→ Exercise directions:
Update the rows that follow by replacing every instance of "xyxy pixel bbox" with "pixel bounding box in xyxy format", leaving all other text unchanged. Omit the pictures from your answer.

→ Material shown:
— BEGIN —

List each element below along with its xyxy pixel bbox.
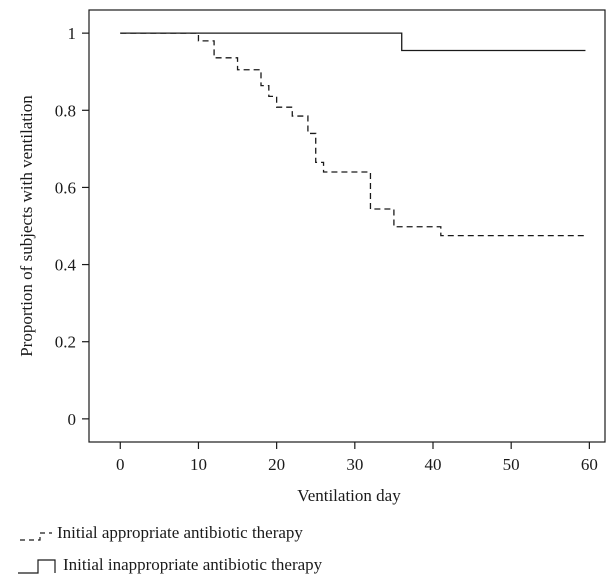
y-tick-label: 0.6 [55,178,76,197]
y-tick-label: 0 [68,410,77,429]
plot-frame [88,9,606,443]
y-tick-label: 1 [68,24,77,43]
x-axis-ticks: 0 10 20 30 40 50 60 [116,442,598,474]
legend-label-inappropriate: Initial inappropriate antibiotic therapy [63,555,323,574]
x-tick-label: 0 [116,455,125,474]
legend-swatch-solid-step [18,559,56,574]
x-axis-title: Ventilation day [297,486,401,505]
x-tick-label: 50 [503,455,520,474]
x-tick-label: 20 [268,455,285,474]
y-axis-title: Proportion of subjects with ventilation [17,95,36,357]
legend-swatch-dashed-step [20,532,52,541]
legend-label-appropriate: Initial appropriate antibiotic therapy [57,523,303,542]
y-tick-label: 0.2 [55,333,76,352]
series-line-appropriate-therapy [120,32,586,237]
legend: Initial appropriate antibiotic therapy I… [18,523,323,574]
series-line-inappropriate-therapy [120,32,586,52]
x-tick-label: 10 [190,455,207,474]
series-layer [120,32,586,237]
y-axis-ticks: 0 0.2 0.4 0.6 0.8 1 [55,24,89,429]
legend-item-inappropriate: Initial inappropriate antibiotic therapy [18,555,323,574]
x-tick-label: 30 [346,455,363,474]
y-tick-label: 0.4 [55,256,77,275]
x-tick-label: 40 [425,455,442,474]
y-tick-label: 0.8 [55,101,76,120]
legend-item-appropriate: Initial appropriate antibiotic therapy [20,523,303,542]
x-tick-label: 60 [581,455,598,474]
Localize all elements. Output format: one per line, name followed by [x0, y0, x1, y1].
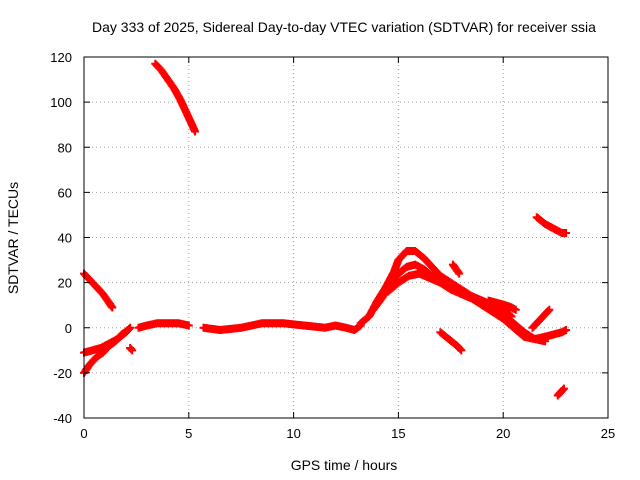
y-tick-label: -40: [53, 411, 72, 426]
data-point: [125, 324, 134, 333]
chart-title: Day 333 of 2025, Sidereal Day-to-day VTE…: [92, 19, 596, 35]
data-point: [455, 269, 464, 278]
y-tick-label: 100: [50, 95, 72, 110]
plot-frame: [83, 56, 609, 419]
series-track-early-low-b: [80, 323, 135, 357]
x-axis-title: GPS time / hours: [291, 457, 398, 473]
series-track-evening: [331, 321, 365, 335]
series-track-rise-c: [383, 269, 550, 346]
series-track-1700-down: [436, 328, 466, 355]
y-tick-label: 60: [58, 185, 72, 200]
series-track-bottom-late: [553, 384, 568, 400]
data-point: [390, 280, 399, 289]
x-tick-label: 0: [80, 426, 87, 441]
x-tick-label: 5: [185, 426, 192, 441]
data-point: [126, 323, 135, 332]
series-track-mini-14h: [383, 280, 399, 294]
data-point: [562, 228, 571, 237]
y-tick-label: 0: [65, 321, 72, 336]
data-point: [127, 345, 136, 354]
data-point: [128, 346, 137, 355]
y-tick-label: 120: [50, 50, 72, 65]
data-point: [558, 385, 567, 394]
y-axis-title: SDTVAR / TECUs: [5, 182, 21, 294]
data-point: [108, 303, 117, 312]
series-track-1730: [448, 260, 464, 278]
data-marks: [80, 59, 571, 400]
series-track-high-arc: [151, 59, 200, 136]
series-track-morning: [134, 319, 193, 332]
x-tick-label: 20: [496, 426, 510, 441]
series-track-1900: [484, 296, 520, 314]
y-tick-label: -20: [53, 366, 72, 381]
series-track-late-up: [528, 305, 554, 332]
data-point: [191, 127, 200, 136]
x-tick-label: 25: [601, 426, 615, 441]
y-tick-label: 20: [58, 276, 72, 291]
y-tick-label: 80: [58, 140, 72, 155]
series-track-high-late: [532, 213, 571, 237]
data-point: [456, 345, 465, 354]
data-point: [511, 305, 520, 314]
series-track-dip-2h: [126, 344, 137, 355]
data-point: [562, 326, 571, 335]
series-track-late-cross: [534, 326, 571, 344]
series-track-day: [199, 319, 340, 335]
axis-ticks: 0 5 10 15 20 25 -40 -20 0 20 40 60 80 100 120: [50, 50, 615, 441]
x-tick-label: 15: [391, 426, 405, 441]
y-tick-label: 40: [58, 231, 72, 246]
data-point: [457, 346, 466, 355]
data-point: [545, 305, 554, 314]
data-point: [184, 321, 193, 330]
data-point: [544, 306, 553, 315]
grid: [84, 57, 608, 418]
series-track-early-descent: [80, 269, 117, 312]
x-tick-label: 10: [286, 426, 300, 441]
data-point: [559, 384, 568, 393]
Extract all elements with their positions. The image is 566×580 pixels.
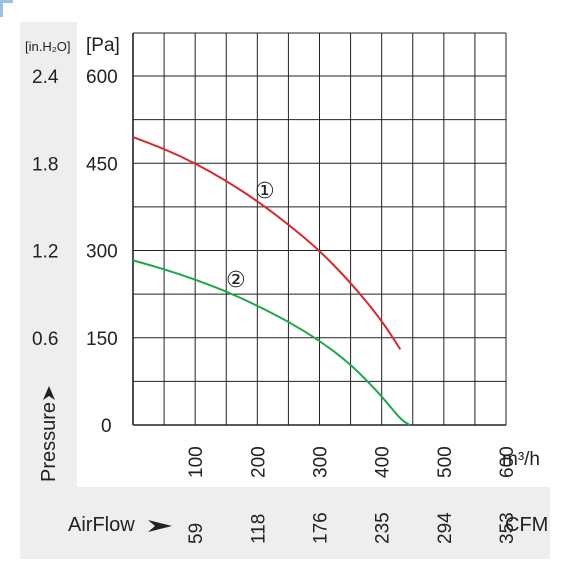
y-axis-arrow-icon xyxy=(43,386,55,400)
x-tick-label-cfm: 59 xyxy=(186,523,207,544)
x-tick-label-cfm: 118 xyxy=(248,514,269,544)
x-tick-label-cfm: 235 xyxy=(373,512,394,544)
x-tick-label-m3h: 500 xyxy=(435,446,456,478)
y-unit-primary: [Pa] xyxy=(86,35,120,56)
corner-decoration xyxy=(0,0,13,17)
y-tick-label-pa: 450 xyxy=(86,154,118,175)
x-tick-label-m3h: 600 xyxy=(497,446,518,478)
x-unit-secondary: CFM xyxy=(505,514,548,536)
y-tick-label-pa: 150 xyxy=(86,329,118,350)
x-tick-label-m3h: 300 xyxy=(311,446,332,478)
y-tick-label-pa: 300 xyxy=(86,242,118,263)
y-unit-secondary: [in.H₂O] xyxy=(25,39,71,54)
series-marker-1: ① xyxy=(255,178,275,203)
x-axis-arrow-icon xyxy=(148,520,172,532)
x-tick-label-cfm: 294 xyxy=(435,512,456,544)
series-marker-2: ② xyxy=(226,267,246,292)
x-tick-label-cfm: 353 xyxy=(497,512,518,544)
y-tick-label-inh2o: 2.4 xyxy=(32,67,59,88)
x-tick-label-m3h: 100 xyxy=(186,446,207,478)
y-tick-label-pa: 600 xyxy=(86,67,118,88)
series-line-1 xyxy=(132,136,402,350)
y-tick-label-inh2o: 1.8 xyxy=(32,154,58,175)
y-axis-label: Pressure xyxy=(38,402,60,482)
y-tick-label-inh2o: 0.6 xyxy=(32,329,58,350)
x-axis-label: AirFlow xyxy=(68,514,135,536)
x-unit-primary: m³/h xyxy=(502,449,540,470)
y-tick-label-pa: 0 xyxy=(101,416,112,437)
x-tick-label-m3h: 200 xyxy=(248,446,269,478)
y-tick-label-inh2o: 1.2 xyxy=(32,242,58,263)
x-tick-label-cfm: 176 xyxy=(311,512,332,544)
series-line-2 xyxy=(132,259,411,426)
x-tick-label-m3h: 400 xyxy=(373,446,394,478)
airflow-scale-panel xyxy=(20,487,550,559)
left-axis-panel xyxy=(20,22,77,487)
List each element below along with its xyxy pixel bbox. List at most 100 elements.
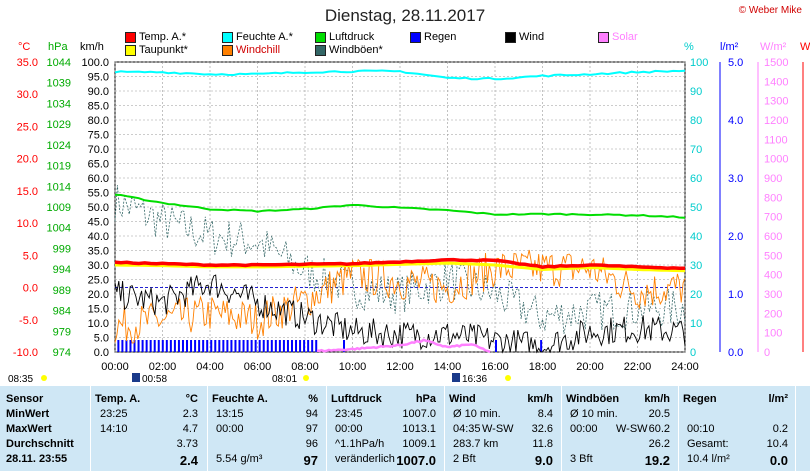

— END —

→ Answer to the task:
List each element below along with its pixel bounding box in xyxy format.
y-tick-label: 0.6 [55,178,76,197]
y-tick-label: 0 [68,410,77,429]
plot-frame [88,9,606,443]
y-tick-label: 1 [68,24,77,43]
x-axis-ticks: 0 10 20 30 40 50 60 [116,442,598,474]
legend-label-inappropriate: Initial inappropriate antibiotic therapy [63,555,323,574]
x-tick-label: 0 [116,455,125,474]
legend-swatch-solid-step [18,559,56,574]
x-axis-title: Ventilation day [297,486,401,505]
x-tick-label: 50 [503,455,520,474]
x-tick-label: 20 [268,455,285,474]
y-axis-title: Proportion of subjects with ventilation [17,95,36,357]
legend-swatch-dashed-step [20,532,52,541]
legend-label-appropriate: Initial appropriate antibiotic therapy [57,523,303,542]
y-tick-label: 0.2 [55,333,76,352]
series-line-appropriate-therapy [120,32,586,237]
legend: Initial appropriate antibiotic therapy I… [18,523,323,574]
series-line-inappropriate-therapy [120,32,586,52]
x-tick-label: 10 [190,455,207,474]
series-layer [120,32,586,237]
y-axis-ticks: 0 0.2 0.4 0.6 0.8 1 [55,24,89,429]
legend-item-inappropriate: Initial inappropriate antibiotic therapy [18,555,323,574]
x-tick-label: 30 [346,455,363,474]
y-tick-label: 0.4 [55,256,77,275]
x-tick-label: 40 [425,455,442,474]
y-tick-label: 0.8 [55,101,76,120]
legend-item-appropriate: Initial appropriate antibiotic therapy [20,523,303,542]
x-tick-label: 60 [581,455,598,474]
Localize all elements. Output format: one per line, name followed by [x0, y0, x1, y1].
y-tick-label: -40: [53, 411, 72, 426]
data-point: [125, 324, 134, 333]
chart-title: Day 333 of 2025, Sidereal Day-to-day VTE…: [92, 19, 596, 35]
data-point: [455, 269, 464, 278]
y-tick-label: 100: [50, 95, 72, 110]
plot-frame: [83, 56, 609, 419]
series-track-early-low-b: [80, 323, 135, 357]
x-axis-title: GPS time / hours: [291, 457, 398, 473]
series-track-evening: [331, 321, 365, 335]
series-track-rise-c: [383, 269, 550, 346]
series-track-1700-down: [436, 328, 466, 355]
y-tick-label: 60: [58, 185, 72, 200]
series-track-bottom-late: [553, 384, 568, 400]
data-point: [390, 280, 399, 289]
x-tick-label: 0: [80, 426, 87, 441]
x-tick-label: 5: [185, 426, 192, 441]
data-point: [126, 323, 135, 332]
series-track-mini-14h: [383, 280, 399, 294]
data-point: [562, 228, 571, 237]
y-tick-label: 0: [65, 321, 72, 336]
data-point: [127, 345, 136, 354]
data-point: [128, 346, 137, 355]
y-tick-label: 120: [50, 50, 72, 65]
data-point: [558, 385, 567, 394]
y-axis-title: SDTVAR / TECUs: [5, 182, 21, 294]
data-point: [108, 303, 117, 312]
series-track-1730: [448, 260, 464, 278]
data-marks: [80, 59, 571, 400]
series-track-high-arc: [151, 59, 200, 136]
series-track-morning: [134, 319, 193, 332]
x-tick-label: 20: [496, 426, 510, 441]
series-track-1900: [484, 296, 520, 314]
y-tick-label: -20: [53, 366, 72, 381]
series-track-late-up: [528, 305, 554, 332]
data-point: [191, 127, 200, 136]
x-tick-label: 25: [601, 426, 615, 441]
y-tick-label: 20: [58, 276, 72, 291]
y-tick-label: 80: [58, 140, 72, 155]
series-track-high-late: [532, 213, 571, 237]
data-point: [456, 345, 465, 354]
data-point: [511, 305, 520, 314]
series-track-dip-2h: [126, 344, 137, 355]
data-point: [562, 326, 571, 335]
series-track-late-cross: [534, 326, 571, 344]
series-track-day: [199, 319, 340, 335]
axis-ticks: 0 5 10 15 20 25 -40 -20 0 20 40 60 80 100 120: [50, 50, 615, 441]
x-tick-label: 15: [391, 426, 405, 441]
y-tick-label: 40: [58, 231, 72, 246]
data-point: [457, 346, 466, 355]
data-point: [545, 305, 554, 314]
data-point: [184, 321, 193, 330]
data-point: [544, 306, 553, 315]
grid: [84, 57, 608, 418]
series-track-early-descent: [80, 269, 117, 312]
x-tick-label: 10: [286, 426, 300, 441]
data-point: [559, 384, 568, 393]
Extract all elements with their positions. The image is 566×580 pixels.
y-axis-arrow-icon xyxy=(43,386,55,400)
x-tick-label-cfm: 59 xyxy=(186,523,207,544)
x-tick-label-cfm: 118 xyxy=(248,514,269,544)
x-tick-label-cfm: 235 xyxy=(373,512,394,544)
x-tick-label-m3h: 500 xyxy=(435,446,456,478)
y-unit-primary: [Pa] xyxy=(86,35,120,56)
corner-decoration xyxy=(0,0,13,17)
y-tick-label-pa: 450 xyxy=(86,154,118,175)
x-tick-label-m3h: 600 xyxy=(497,446,518,478)
x-unit-secondary: CFM xyxy=(505,514,548,536)
y-tick-label-pa: 150 xyxy=(86,329,118,350)
x-tick-label-m3h: 300 xyxy=(311,446,332,478)
y-tick-label-pa: 300 xyxy=(86,242,118,263)
y-unit-secondary: [in.H₂O] xyxy=(25,39,71,54)
series-marker-1: ① xyxy=(255,178,275,203)
x-axis-arrow-icon xyxy=(148,520,172,532)
x-tick-label-cfm: 294 xyxy=(435,512,456,544)
series-marker-2: ② xyxy=(226,267,246,292)
x-tick-label-cfm: 353 xyxy=(497,512,518,544)
y-tick-label-inh2o: 2.4 xyxy=(32,67,59,88)
x-tick-label-m3h: 100 xyxy=(186,446,207,478)
y-tick-label-pa: 600 xyxy=(86,67,118,88)
series-line-1 xyxy=(132,136,402,350)
y-tick-label-inh2o: 1.8 xyxy=(32,154,58,175)
y-axis-label: Pressure xyxy=(38,402,60,482)
y-tick-label-inh2o: 0.6 xyxy=(32,329,58,350)
x-axis-label: AirFlow xyxy=(68,514,135,536)
x-unit-primary: m³/h xyxy=(502,449,540,470)
y-tick-label-pa: 0 xyxy=(101,416,112,437)
x-tick-label-m3h: 200 xyxy=(248,446,269,478)
y-tick-label-inh2o: 1.2 xyxy=(32,242,58,263)
x-tick-label-cfm: 176 xyxy=(311,512,332,544)
series-line-2 xyxy=(132,259,411,426)
x-tick-label-m3h: 400 xyxy=(373,446,394,478)
airflow-scale-panel xyxy=(20,487,550,559)
left-axis-panel xyxy=(20,22,77,487)
List each element below along with its pixel bounding box in xyxy format. List at most 100 elements.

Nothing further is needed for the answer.